What needs to be done> In the data, extract each line that holds the string "question".

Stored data

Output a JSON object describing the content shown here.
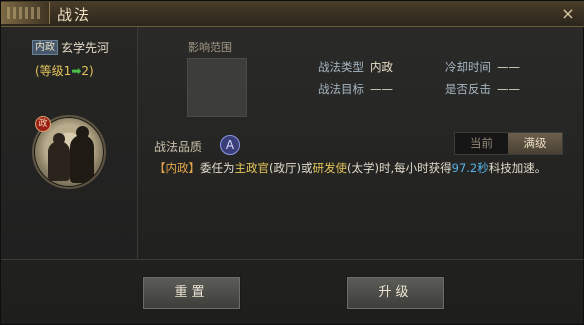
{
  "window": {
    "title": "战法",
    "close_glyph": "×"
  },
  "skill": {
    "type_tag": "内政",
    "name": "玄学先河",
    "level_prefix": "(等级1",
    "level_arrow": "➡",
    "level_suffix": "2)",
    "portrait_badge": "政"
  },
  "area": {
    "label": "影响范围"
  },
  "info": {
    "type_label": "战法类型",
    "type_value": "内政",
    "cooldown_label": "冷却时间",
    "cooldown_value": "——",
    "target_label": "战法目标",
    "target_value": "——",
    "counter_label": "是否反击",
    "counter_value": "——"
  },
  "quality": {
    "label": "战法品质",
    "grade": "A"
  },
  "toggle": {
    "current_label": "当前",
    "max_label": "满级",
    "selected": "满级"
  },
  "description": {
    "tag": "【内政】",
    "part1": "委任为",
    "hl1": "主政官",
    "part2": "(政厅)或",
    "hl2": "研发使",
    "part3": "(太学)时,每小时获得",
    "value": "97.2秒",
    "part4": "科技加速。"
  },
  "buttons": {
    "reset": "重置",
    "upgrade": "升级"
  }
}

--

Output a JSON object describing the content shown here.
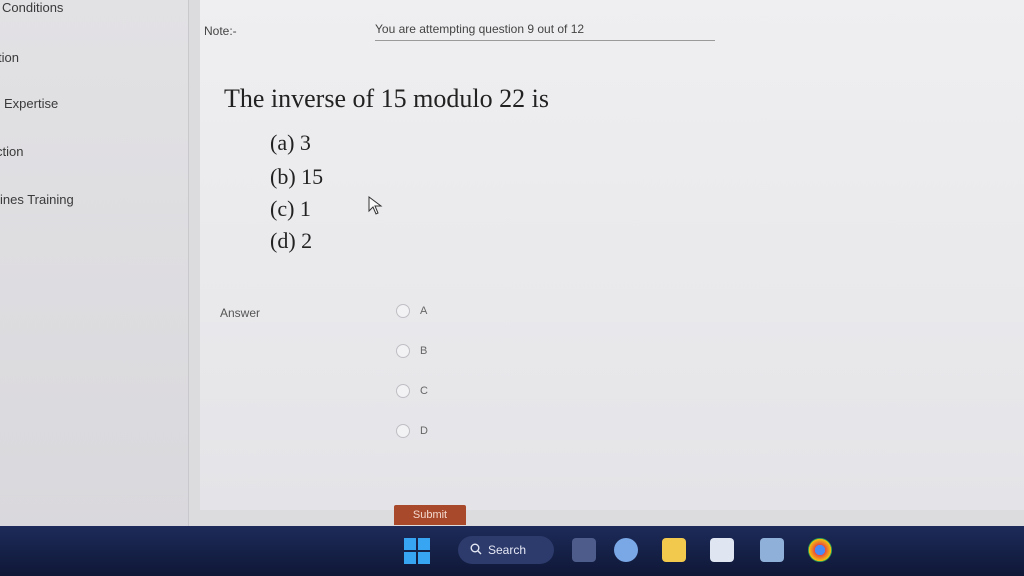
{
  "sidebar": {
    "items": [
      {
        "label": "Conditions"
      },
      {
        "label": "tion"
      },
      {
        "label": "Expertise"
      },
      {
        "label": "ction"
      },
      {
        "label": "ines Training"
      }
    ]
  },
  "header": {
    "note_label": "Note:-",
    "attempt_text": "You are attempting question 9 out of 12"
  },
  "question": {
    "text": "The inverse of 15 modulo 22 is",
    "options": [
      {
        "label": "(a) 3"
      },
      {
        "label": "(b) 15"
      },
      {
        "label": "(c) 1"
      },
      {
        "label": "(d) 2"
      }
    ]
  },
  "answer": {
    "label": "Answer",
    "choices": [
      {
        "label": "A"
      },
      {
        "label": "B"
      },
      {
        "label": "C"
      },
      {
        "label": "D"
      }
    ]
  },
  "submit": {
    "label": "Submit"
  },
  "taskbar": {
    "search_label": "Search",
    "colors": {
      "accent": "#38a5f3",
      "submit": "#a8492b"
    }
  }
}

Response to the exercise>
    "attempt_text": "You are attempting question 9 out of 12"
  "question": {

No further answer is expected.